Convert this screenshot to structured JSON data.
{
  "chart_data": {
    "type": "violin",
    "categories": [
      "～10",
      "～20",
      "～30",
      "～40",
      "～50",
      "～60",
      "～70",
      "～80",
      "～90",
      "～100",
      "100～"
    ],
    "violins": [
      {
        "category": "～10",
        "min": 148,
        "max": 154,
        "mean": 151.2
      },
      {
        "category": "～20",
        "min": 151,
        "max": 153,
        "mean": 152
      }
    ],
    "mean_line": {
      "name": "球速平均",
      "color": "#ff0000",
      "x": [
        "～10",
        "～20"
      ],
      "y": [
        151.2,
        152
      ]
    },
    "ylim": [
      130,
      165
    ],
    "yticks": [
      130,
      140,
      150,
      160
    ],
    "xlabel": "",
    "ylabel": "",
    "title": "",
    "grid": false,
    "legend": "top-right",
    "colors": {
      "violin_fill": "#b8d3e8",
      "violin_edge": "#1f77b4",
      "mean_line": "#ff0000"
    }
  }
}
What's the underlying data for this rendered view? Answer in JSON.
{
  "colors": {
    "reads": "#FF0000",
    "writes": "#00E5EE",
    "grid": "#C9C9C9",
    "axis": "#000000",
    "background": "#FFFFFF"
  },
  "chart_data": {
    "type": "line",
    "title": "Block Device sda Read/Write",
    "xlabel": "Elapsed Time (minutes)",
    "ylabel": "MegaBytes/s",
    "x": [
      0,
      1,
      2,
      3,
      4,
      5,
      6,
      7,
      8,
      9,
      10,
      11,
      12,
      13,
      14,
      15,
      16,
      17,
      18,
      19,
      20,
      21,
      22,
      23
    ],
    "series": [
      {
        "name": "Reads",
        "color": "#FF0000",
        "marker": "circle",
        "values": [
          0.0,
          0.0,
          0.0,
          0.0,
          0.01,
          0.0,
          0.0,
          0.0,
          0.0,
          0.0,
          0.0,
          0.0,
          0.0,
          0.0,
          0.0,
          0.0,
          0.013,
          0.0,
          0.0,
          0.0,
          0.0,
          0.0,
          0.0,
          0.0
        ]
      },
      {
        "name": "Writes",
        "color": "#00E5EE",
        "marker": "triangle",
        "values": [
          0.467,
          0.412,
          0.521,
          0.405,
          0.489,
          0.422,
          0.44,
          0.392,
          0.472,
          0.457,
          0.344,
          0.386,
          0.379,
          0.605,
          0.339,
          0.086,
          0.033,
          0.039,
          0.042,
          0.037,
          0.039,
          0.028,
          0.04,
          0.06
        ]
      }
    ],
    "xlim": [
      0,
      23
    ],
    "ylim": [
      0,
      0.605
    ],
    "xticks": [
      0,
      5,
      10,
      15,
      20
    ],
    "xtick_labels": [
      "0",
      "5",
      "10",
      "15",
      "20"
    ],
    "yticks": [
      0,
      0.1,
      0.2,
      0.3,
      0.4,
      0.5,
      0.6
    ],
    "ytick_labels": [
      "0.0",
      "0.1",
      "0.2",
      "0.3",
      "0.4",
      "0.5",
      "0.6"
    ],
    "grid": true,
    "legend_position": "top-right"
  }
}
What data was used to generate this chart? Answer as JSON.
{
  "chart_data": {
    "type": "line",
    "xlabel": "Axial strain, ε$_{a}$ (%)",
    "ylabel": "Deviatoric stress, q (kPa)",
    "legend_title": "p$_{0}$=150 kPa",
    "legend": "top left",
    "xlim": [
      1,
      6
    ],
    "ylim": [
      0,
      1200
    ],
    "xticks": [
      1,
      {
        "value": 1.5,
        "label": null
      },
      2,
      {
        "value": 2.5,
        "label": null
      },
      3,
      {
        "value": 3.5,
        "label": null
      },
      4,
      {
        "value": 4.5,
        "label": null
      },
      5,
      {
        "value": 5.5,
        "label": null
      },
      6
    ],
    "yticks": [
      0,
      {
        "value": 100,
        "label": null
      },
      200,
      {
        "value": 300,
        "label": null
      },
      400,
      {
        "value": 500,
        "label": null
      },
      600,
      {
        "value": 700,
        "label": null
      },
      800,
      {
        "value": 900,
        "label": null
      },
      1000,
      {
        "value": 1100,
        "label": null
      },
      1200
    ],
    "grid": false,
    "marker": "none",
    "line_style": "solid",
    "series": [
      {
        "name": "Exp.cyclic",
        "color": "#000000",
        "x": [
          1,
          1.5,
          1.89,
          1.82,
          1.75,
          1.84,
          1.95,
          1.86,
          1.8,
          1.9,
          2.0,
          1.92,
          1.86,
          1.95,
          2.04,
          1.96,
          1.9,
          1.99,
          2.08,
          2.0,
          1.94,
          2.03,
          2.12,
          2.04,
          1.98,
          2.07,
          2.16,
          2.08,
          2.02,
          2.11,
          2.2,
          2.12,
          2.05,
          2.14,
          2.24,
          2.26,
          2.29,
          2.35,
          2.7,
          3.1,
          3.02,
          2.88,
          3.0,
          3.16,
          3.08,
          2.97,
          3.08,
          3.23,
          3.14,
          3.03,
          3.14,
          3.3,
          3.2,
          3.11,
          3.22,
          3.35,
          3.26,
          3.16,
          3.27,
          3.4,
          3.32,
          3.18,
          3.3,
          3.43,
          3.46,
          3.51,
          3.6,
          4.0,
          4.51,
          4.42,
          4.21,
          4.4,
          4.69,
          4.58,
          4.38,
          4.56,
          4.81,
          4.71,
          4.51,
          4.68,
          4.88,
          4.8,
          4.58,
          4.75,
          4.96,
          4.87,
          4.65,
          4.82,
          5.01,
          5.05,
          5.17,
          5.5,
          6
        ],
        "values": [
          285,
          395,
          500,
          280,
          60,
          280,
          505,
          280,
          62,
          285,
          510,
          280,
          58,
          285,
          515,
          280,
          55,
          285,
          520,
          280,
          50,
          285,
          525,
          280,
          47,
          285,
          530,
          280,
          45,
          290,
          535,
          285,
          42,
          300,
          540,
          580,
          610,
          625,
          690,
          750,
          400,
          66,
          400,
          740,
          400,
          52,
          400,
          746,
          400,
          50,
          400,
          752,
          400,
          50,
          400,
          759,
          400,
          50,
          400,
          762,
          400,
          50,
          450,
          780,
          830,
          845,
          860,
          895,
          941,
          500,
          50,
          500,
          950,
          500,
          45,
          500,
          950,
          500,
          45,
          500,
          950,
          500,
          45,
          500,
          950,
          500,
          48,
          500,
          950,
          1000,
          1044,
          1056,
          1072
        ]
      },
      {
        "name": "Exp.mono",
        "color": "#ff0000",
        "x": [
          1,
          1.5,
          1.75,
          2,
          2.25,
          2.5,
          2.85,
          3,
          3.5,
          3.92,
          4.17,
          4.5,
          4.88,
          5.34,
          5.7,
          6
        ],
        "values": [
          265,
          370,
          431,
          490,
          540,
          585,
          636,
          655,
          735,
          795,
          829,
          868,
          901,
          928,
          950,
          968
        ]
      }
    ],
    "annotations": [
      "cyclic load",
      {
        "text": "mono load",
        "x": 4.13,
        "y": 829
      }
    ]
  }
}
··········
→ THE REQUEST:
Copy out each record from above, exactly.

→ SOLUTION FOR THIS EXERCISE:
Convert this screenshot to structured JSON data.
{
  "chart_data": {
    "type": "violin",
    "categories": [
      "～10",
      "～20",
      "～30",
      "～40",
      "～50",
      "～60",
      "～70",
      "～80",
      "～90",
      "～100",
      "100～"
    ],
    "violins": [
      {
        "category": "～10",
        "min": 148,
        "max": 154,
        "mean": 151.2
      },
      {
        "category": "～20",
        "min": 151,
        "max": 153,
        "mean": 152
      }
    ],
    "mean_line": {
      "name": "球速平均",
      "color": "#ff0000",
      "x": [
        "～10",
        "～20"
      ],
      "y": [
        151.2,
        152
      ]
    },
    "ylim": [
      130,
      165
    ],
    "yticks": [
      130,
      140,
      150,
      160
    ],
    "xlabel": "",
    "ylabel": "",
    "title": "",
    "grid": false,
    "legend": "top-right",
    "colors": {
      "violin_fill": "#b8d3e8",
      "violin_edge": "#1f77b4",
      "mean_line": "#ff0000"
    }
  }
}
What's the underlying data for this rendered view? Answer in JSON.
{
  "colors": {
    "reads": "#FF0000",
    "writes": "#00E5EE",
    "grid": "#C9C9C9",
    "axis": "#000000",
    "background": "#FFFFFF"
  },
  "chart_data": {
    "type": "line",
    "title": "Block Device sda Read/Write",
    "xlabel": "Elapsed Time (minutes)",
    "ylabel": "MegaBytes/s",
    "x": [
      0,
      1,
      2,
      3,
      4,
      5,
      6,
      7,
      8,
      9,
      10,
      11,
      12,
      13,
      14,
      15,
      16,
      17,
      18,
      19,
      20,
      21,
      22,
      23
    ],
    "series": [
      {
        "name": "Reads",
        "color": "#FF0000",
        "marker": "circle",
        "values": [
          0.0,
          0.0,
          0.0,
          0.0,
          0.01,
          0.0,
          0.0,
          0.0,
          0.0,
          0.0,
          0.0,
          0.0,
          0.0,
          0.0,
          0.0,
          0.0,
          0.013,
          0.0,
          0.0,
          0.0,
          0.0,
          0.0,
          0.0,
          0.0
        ]
      },
      {
        "name": "Writes",
        "color": "#00E5EE",
        "marker": "triangle",
        "values": [
          0.467,
          0.412,
          0.521,
          0.405,
          0.489,
          0.422,
          0.44,
          0.392,
          0.472,
          0.457,
          0.344,
          0.386,
          0.379,
          0.605,
          0.339,
          0.086,
          0.033,
          0.039,
          0.042,
          0.037,
          0.039,
          0.028,
          0.04,
          0.06
        ]
      }
    ],
    "xlim": [
      0,
      23
    ],
    "ylim": [
      0,
      0.605
    ],
    "xticks": [
      0,
      5,
      10,
      15,
      20
    ],
    "xtick_labels": [
      "0",
      "5",
      "10",
      "15",
      "20"
    ],
    "yticks": [
      0,
      0.1,
      0.2,
      0.3,
      0.4,
      0.5,
      0.6
    ],
    "ytick_labels": [
      "0.0",
      "0.1",
      "0.2",
      "0.3",
      "0.4",
      "0.5",
      "0.6"
    ],
    "grid": true,
    "legend_position": "top-right"
  }
}
What data was used to generate this chart? Answer as JSON.
{
  "chart_data": {
    "type": "line",
    "xlabel": "Axial strain, ε$_{a}$ (%)",
    "ylabel": "Deviatoric stress, q (kPa)",
    "legend_title": "p$_{0}$=150 kPa",
    "legend": "top left",
    "xlim": [
      1,
      6
    ],
    "ylim": [
      0,
      1200
    ],
    "xticks": [
      1,
      {
        "value": 1.5,
        "label": null
      },
      2,
      {
        "value": 2.5,
        "label": null
      },
      3,
      {
        "value": 3.5,
        "label": null
      },
      4,
      {
        "value": 4.5,
        "label": null
      },
      5,
      {
        "value": 5.5,
        "label": null
      },
      6
    ],
    "yticks": [
      0,
      {
        "value": 100,
        "label": null
      },
      200,
      {
        "value": 300,
        "label": null
      },
      400,
      {
        "value": 500,
        "label": null
      },
      600,
      {
        "value": 700,
        "label": null
      },
      800,
      {
        "value": 900,
        "label": null
      },
      1000,
      {
        "value": 1100,
        "label": null
      },
      1200
    ],
    "grid": false,
    "marker": "none",
    "line_style": "solid",
    "series": [
      {
        "name": "Exp.cyclic",
        "color": "#000000",
        "x": [
          1,
          1.5,
          1.89,
          1.82,
          1.75,
          1.84,
          1.95,
          1.86,
          1.8,
          1.9,
          2.0,
          1.92,
          1.86,
          1.95,
          2.04,
          1.96,
          1.9,
          1.99,
          2.08,
          2.0,
          1.94,
          2.03,
          2.12,
          2.04,
          1.98,
          2.07,
          2.16,
          2.08,
          2.02,
          2.11,
          2.2,
          2.12,
          2.05,
          2.14,
          2.24,
          2.26,
          2.29,
          2.35,
          2.7,
          3.1,
          3.02,
          2.88,
          3.0,
          3.16,
          3.08,
          2.97,
          3.08,
          3.23,
          3.14,
          3.03,
          3.14,
          3.3,
          3.2,
          3.11,
          3.22,
          3.35,
          3.26,
          3.16,
          3.27,
          3.4,
          3.32,
          3.18,
          3.3,
          3.43,
          3.46,
          3.51,
          3.6,
          4.0,
          4.51,
          4.42,
          4.21,
          4.4,
          4.69,
          4.58,
          4.38,
          4.56,
          4.81,
          4.71,
          4.51,
          4.68,
          4.88,
          4.8,
          4.58,
          4.75,
          4.96,
          4.87,
          4.65,
          4.82,
          5.01,
          5.05,
          5.17,
          5.5,
          6
        ],
        "values": [
          285,
          395,
          500,
          280,
          60,
          280,
          505,
          280,
          62,
          285,
          510,
          280,
          58,
          285,
          515,
          280,
          55,
          285,
          520,
          280,
          50,
          285,
          525,
          280,
          47,
          285,
          530,
          280,
          45,
          290,
          535,
          285,
          42,
          300,
          540,
          580,
          610,
          625,
          690,
          750,
          400,
          66,
          400,
          740,
          400,
          52,
          400,
          746,
          400,
          50,
          400,
          752,
          400,
          50,
          400,
          759,
          400,
          50,
          400,
          762,
          400,
          50,
          450,
          780,
          830,
          845,
          860,
          895,
          941,
          500,
          50,
          500,
          950,
          500,
          45,
          500,
          950,
          500,
          45,
          500,
          950,
          500,
          45,
          500,
          950,
          500,
          48,
          500,
          950,
          1000,
          1044,
          1056,
          1072
        ]
      },
      {
        "name": "Exp.mono",
        "color": "#ff0000",
        "x": [
          1,
          1.5,
          1.75,
          2,
          2.25,
          2.5,
          2.85,
          3,
          3.5,
          3.92,
          4.17,
          4.5,
          4.88,
          5.34,
          5.7,
          6
        ],
        "values": [
          265,
          370,
          431,
          490,
          540,
          585,
          636,
          655,
          735,
          795,
          829,
          868,
          901,
          928,
          950,
          968
        ]
      }
    ],
    "annotations": [
      "cyclic load",
      {
        "text": "mono load",
        "x": 4.13,
        "y": 829
      }
    ]
  }
}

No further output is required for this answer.